##### DATA SECTION
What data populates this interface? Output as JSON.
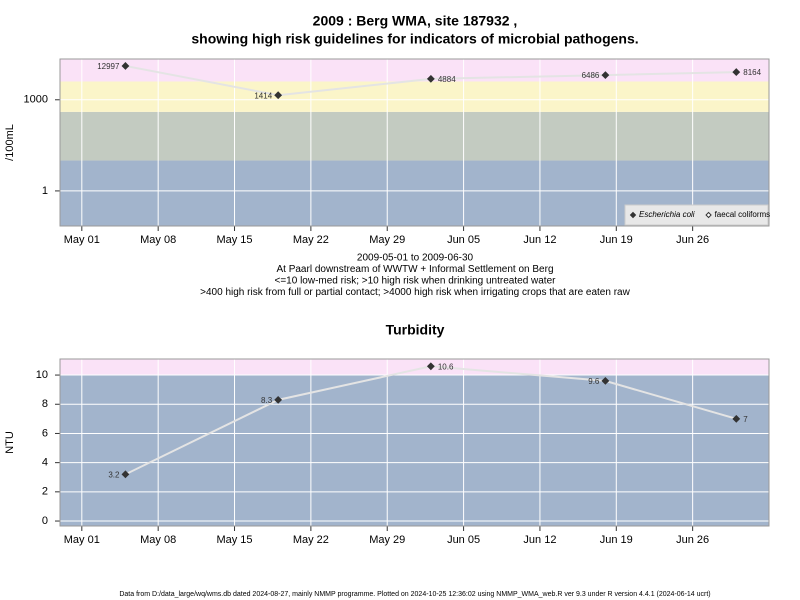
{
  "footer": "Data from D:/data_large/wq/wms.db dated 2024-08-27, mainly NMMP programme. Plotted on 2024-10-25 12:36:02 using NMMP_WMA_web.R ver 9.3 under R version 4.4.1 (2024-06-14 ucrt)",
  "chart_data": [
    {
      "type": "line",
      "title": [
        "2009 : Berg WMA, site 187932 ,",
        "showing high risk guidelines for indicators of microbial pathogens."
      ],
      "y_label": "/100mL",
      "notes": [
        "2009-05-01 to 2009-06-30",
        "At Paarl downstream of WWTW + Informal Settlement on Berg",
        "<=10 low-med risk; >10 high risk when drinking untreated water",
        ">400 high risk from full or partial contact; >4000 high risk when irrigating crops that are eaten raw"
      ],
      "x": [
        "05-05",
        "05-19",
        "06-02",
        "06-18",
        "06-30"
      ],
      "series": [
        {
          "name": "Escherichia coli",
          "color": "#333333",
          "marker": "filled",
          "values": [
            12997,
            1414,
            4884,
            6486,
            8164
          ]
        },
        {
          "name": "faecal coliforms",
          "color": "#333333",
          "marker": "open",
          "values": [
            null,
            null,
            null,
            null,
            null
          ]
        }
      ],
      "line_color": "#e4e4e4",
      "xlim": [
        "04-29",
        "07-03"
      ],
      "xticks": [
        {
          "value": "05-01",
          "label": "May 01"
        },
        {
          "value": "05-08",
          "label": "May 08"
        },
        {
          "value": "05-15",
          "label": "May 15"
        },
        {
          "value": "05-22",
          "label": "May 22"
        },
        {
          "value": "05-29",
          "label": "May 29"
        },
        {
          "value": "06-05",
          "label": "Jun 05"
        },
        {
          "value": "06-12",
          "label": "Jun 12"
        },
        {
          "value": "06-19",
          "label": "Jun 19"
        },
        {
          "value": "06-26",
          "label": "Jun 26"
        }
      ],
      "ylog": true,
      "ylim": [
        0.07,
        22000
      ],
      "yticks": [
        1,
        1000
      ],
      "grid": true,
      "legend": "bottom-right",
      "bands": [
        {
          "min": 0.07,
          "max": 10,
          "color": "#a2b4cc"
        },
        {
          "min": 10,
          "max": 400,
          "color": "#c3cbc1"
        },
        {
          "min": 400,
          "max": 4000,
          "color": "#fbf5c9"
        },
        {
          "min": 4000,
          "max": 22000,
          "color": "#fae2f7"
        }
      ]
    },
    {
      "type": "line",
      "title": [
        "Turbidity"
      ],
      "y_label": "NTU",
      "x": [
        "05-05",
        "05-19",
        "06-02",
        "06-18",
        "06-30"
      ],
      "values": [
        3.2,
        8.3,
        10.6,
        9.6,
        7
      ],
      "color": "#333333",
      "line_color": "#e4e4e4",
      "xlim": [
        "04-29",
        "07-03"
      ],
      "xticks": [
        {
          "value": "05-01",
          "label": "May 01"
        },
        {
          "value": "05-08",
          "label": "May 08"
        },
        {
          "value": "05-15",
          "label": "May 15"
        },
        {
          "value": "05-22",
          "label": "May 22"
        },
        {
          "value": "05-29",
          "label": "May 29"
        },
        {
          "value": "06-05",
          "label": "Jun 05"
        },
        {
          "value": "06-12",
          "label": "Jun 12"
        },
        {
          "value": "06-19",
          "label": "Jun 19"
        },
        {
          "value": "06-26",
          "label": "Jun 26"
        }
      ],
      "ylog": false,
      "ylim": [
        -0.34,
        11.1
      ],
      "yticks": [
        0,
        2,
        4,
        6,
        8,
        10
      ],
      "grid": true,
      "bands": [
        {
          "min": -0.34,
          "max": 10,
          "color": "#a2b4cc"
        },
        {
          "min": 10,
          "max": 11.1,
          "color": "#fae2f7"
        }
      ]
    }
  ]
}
##########
##### DATA SECTION
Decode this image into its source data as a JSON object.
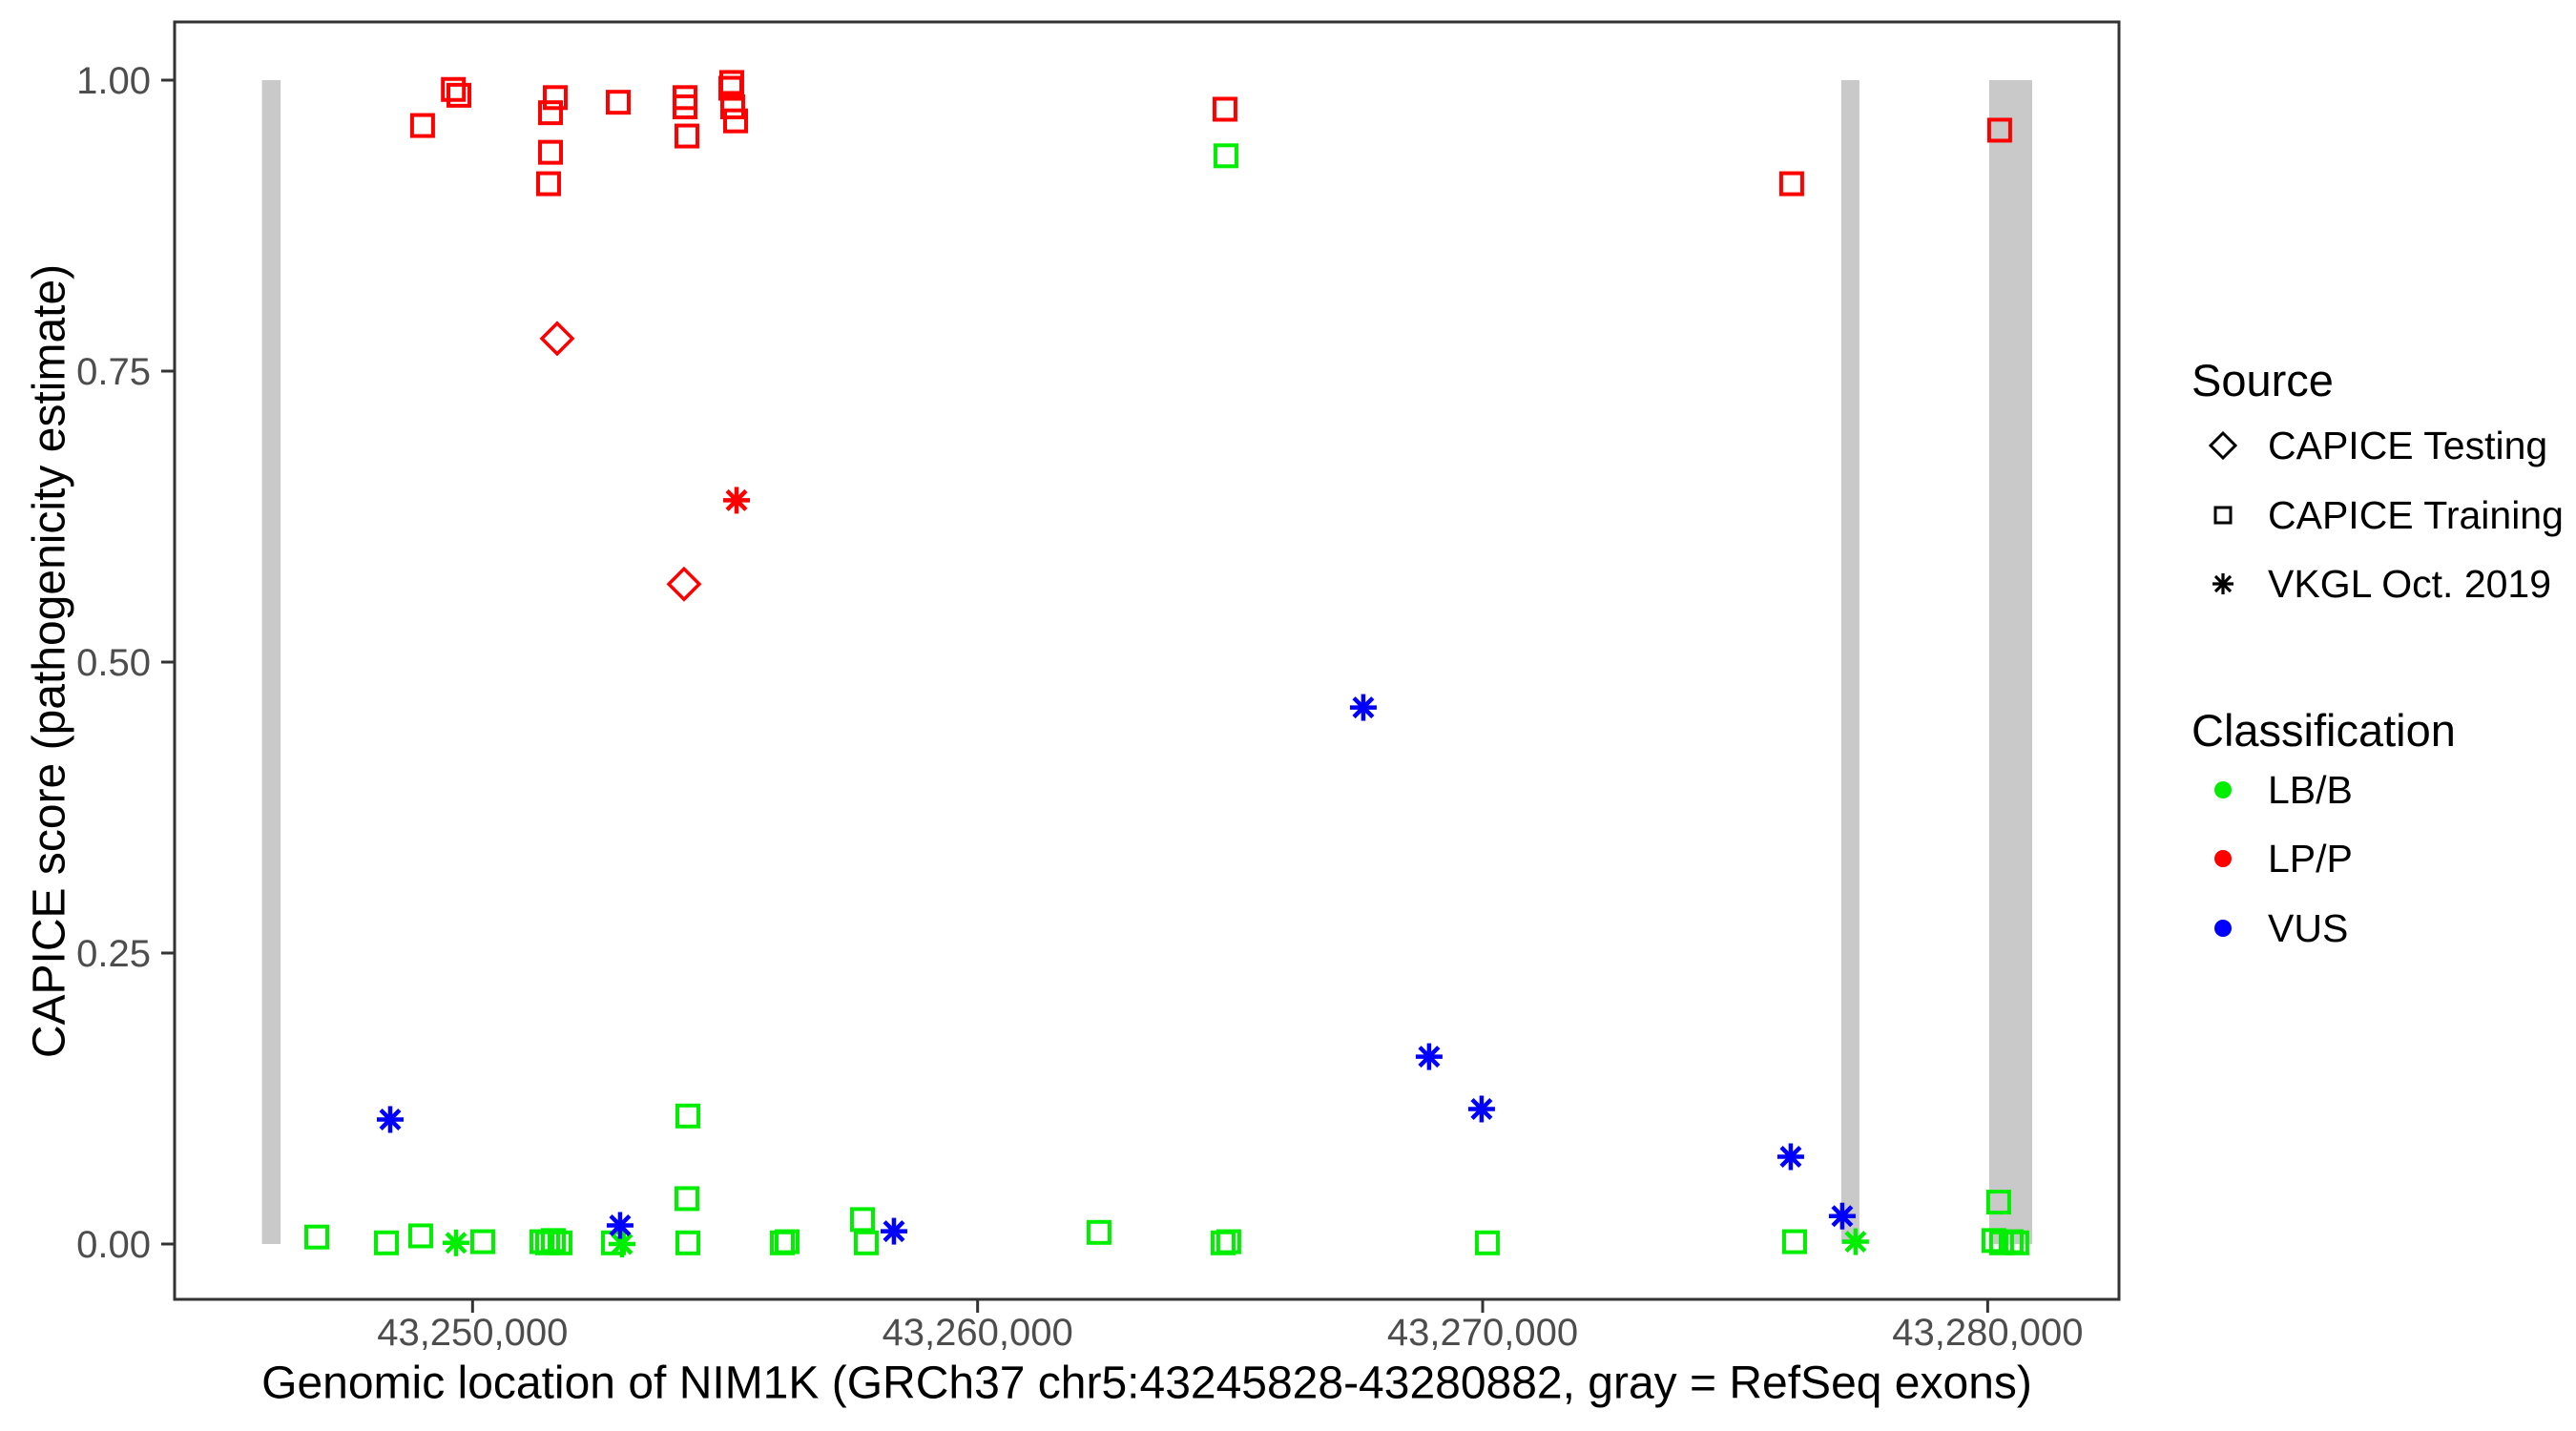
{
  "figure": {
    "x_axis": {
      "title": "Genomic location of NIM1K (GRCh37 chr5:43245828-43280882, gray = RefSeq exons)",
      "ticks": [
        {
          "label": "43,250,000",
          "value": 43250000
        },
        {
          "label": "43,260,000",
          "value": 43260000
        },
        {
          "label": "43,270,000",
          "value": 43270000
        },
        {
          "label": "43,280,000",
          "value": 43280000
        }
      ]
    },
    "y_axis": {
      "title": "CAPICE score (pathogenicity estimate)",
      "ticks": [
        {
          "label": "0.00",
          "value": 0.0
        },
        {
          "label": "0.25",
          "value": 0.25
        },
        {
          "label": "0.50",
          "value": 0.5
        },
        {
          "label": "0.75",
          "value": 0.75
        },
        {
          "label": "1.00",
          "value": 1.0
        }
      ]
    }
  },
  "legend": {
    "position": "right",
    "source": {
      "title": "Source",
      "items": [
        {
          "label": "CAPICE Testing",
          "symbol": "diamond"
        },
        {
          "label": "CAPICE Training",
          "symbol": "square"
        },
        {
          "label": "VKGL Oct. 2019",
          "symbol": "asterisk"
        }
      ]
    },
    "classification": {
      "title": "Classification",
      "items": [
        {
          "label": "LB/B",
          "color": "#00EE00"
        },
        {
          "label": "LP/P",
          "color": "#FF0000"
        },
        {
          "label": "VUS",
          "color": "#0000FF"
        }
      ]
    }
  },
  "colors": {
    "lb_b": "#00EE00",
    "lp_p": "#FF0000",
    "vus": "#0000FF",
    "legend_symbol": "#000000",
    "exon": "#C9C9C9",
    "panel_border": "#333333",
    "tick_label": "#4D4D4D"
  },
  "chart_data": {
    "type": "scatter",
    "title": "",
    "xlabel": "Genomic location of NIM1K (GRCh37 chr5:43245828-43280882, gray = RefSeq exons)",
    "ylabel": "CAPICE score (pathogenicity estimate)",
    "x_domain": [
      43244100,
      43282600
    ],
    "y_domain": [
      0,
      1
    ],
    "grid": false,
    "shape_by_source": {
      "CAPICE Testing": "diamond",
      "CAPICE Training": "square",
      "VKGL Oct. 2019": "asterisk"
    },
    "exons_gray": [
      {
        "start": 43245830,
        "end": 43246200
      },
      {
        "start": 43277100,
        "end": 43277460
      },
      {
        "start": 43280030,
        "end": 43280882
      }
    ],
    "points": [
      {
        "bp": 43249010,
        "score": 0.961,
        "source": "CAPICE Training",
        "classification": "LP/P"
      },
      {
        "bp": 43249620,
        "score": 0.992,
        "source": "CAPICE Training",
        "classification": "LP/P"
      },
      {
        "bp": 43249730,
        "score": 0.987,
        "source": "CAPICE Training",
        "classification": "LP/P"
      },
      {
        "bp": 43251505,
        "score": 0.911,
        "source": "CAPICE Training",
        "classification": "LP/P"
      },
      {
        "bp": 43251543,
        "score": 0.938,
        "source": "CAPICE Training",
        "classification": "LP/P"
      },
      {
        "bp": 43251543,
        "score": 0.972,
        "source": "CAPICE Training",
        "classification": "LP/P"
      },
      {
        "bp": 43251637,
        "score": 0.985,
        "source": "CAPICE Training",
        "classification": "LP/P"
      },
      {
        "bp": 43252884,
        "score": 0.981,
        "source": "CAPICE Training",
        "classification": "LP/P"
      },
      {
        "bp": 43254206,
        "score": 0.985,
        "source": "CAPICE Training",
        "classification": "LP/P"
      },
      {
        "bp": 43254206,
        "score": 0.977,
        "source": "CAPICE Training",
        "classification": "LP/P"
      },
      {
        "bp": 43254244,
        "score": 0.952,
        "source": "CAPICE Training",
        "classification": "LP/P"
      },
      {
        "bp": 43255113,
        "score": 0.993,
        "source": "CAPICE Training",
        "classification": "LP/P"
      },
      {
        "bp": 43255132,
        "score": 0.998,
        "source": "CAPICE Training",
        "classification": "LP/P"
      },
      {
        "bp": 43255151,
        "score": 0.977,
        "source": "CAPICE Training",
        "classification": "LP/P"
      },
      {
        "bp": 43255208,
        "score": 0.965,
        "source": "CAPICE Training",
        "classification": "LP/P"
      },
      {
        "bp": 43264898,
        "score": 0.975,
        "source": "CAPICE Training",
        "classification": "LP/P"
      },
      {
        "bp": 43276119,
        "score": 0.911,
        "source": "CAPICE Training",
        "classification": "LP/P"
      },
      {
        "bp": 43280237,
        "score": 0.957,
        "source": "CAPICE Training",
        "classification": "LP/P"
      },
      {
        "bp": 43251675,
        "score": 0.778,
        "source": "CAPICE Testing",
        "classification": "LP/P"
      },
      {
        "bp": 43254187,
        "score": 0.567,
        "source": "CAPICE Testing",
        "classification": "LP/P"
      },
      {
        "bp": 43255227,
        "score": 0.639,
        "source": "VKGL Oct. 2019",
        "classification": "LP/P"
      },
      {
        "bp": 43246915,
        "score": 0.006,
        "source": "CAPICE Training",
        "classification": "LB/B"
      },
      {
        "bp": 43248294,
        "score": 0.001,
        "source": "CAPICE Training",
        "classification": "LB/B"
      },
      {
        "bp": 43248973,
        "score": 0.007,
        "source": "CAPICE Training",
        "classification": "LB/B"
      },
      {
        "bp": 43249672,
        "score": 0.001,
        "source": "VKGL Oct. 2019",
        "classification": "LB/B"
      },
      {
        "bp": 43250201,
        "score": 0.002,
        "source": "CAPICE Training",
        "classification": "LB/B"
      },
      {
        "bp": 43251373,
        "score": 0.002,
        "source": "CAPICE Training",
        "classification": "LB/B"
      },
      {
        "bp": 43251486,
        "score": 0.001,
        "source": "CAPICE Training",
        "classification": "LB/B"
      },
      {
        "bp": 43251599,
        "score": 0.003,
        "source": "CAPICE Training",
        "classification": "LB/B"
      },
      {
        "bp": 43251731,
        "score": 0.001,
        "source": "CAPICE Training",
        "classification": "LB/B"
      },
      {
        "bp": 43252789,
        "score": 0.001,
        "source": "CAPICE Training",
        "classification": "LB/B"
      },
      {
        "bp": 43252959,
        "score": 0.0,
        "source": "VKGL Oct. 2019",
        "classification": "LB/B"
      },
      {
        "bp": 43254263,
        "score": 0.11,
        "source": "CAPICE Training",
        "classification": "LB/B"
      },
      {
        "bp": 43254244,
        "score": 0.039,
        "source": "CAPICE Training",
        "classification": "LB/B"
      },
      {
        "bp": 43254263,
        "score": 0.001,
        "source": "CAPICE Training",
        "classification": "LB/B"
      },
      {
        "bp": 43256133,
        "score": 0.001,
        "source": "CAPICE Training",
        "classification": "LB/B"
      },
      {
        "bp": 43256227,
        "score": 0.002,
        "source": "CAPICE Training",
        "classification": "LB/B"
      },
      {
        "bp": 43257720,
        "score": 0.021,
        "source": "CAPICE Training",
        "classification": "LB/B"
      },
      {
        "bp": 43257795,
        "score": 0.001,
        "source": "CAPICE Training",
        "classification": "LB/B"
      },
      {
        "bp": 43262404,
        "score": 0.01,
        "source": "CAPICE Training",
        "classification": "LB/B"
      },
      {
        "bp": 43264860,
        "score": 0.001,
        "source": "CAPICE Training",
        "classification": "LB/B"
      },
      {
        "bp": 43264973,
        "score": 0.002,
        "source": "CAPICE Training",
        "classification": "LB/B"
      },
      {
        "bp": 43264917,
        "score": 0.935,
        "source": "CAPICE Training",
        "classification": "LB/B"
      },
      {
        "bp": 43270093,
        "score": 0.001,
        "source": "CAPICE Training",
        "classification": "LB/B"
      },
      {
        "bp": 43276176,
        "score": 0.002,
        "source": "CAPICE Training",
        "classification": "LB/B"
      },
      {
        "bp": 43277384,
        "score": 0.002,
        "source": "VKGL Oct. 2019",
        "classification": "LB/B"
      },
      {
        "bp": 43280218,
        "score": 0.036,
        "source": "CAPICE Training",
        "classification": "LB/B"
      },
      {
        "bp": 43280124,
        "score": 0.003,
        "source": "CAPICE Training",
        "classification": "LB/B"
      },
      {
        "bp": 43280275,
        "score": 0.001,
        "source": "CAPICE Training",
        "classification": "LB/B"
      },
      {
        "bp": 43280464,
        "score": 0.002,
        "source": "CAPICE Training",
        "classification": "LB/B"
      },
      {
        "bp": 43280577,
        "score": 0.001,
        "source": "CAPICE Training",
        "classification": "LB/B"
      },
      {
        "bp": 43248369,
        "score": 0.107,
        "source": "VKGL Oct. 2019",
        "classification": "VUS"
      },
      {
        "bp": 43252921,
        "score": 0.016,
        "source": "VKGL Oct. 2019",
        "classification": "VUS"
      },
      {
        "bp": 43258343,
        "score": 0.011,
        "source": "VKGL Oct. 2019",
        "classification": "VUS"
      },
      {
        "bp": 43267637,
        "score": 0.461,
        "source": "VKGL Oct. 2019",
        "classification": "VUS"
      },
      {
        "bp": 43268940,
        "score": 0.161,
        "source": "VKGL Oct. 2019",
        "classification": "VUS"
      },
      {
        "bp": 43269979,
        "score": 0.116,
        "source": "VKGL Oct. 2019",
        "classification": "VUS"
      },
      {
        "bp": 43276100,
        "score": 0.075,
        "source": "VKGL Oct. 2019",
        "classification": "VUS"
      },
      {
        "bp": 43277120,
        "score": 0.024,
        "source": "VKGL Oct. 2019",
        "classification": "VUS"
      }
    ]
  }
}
##########
YOUR OBJECTIVE: Where "JSON" occurs in a line of the data above, count that line. Give the final count and no other words.

RESPONSE TO THE TASK: 2